◆ **Request**:
Extract every line below that contains the word "枯水期延长".

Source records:
+ + + + + + +
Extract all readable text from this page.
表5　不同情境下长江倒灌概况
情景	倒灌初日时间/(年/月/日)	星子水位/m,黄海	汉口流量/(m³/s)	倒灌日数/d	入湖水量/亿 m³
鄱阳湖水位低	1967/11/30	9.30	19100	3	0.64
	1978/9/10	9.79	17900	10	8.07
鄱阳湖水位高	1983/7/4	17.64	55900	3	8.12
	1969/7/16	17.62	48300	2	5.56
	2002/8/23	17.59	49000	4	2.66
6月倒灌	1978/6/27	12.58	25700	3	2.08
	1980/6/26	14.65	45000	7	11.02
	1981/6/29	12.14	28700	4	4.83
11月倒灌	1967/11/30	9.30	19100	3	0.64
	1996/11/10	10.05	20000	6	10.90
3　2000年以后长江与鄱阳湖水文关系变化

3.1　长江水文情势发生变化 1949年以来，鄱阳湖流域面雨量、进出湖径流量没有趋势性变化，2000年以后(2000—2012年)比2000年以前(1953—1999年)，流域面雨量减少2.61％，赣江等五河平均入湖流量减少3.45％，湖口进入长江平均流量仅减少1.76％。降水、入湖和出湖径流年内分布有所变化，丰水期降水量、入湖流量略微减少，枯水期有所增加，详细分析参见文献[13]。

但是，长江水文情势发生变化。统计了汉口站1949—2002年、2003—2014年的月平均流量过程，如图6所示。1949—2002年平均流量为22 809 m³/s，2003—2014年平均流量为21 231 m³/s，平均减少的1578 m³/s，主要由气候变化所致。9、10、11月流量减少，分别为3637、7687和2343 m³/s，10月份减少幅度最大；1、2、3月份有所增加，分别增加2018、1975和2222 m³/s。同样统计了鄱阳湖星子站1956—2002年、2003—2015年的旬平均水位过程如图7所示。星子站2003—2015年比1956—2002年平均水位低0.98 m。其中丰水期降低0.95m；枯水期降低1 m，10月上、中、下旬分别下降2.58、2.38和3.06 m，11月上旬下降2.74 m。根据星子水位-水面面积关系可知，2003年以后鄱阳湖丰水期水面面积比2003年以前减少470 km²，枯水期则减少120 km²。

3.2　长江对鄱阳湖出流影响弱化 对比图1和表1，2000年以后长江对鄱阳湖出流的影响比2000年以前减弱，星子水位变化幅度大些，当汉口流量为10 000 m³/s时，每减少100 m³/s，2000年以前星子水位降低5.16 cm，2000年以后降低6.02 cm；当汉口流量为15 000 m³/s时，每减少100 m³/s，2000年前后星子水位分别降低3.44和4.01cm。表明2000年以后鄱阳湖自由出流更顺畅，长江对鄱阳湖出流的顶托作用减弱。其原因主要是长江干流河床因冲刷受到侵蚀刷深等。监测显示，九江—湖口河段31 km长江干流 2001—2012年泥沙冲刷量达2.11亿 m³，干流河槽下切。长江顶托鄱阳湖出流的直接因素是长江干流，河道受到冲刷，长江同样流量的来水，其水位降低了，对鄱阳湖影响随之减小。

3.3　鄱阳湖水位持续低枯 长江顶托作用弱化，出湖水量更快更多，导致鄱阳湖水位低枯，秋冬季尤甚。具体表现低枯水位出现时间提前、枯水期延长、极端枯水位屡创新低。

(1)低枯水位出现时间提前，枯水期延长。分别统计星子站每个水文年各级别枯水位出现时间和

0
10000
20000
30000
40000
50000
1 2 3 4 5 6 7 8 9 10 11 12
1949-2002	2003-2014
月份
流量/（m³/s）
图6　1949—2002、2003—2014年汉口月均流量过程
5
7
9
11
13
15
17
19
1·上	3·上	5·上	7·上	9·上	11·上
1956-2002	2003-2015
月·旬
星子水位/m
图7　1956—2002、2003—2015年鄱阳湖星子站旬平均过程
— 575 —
+ + + + + + +
◆ **Exercise solution**:
3.3　鄱阳湖水位持续低枯 长江顶托作用弱化，出湖水量更快更多，导致鄱阳湖水位低枯，秋冬季尤甚。具体表现低枯水位出现时间提前、枯水期延长、极端枯水位屡创新低。
(1)低枯水位出现时间提前，枯水期延长。分别统计星子站每个水文年各级别枯水位出现时间和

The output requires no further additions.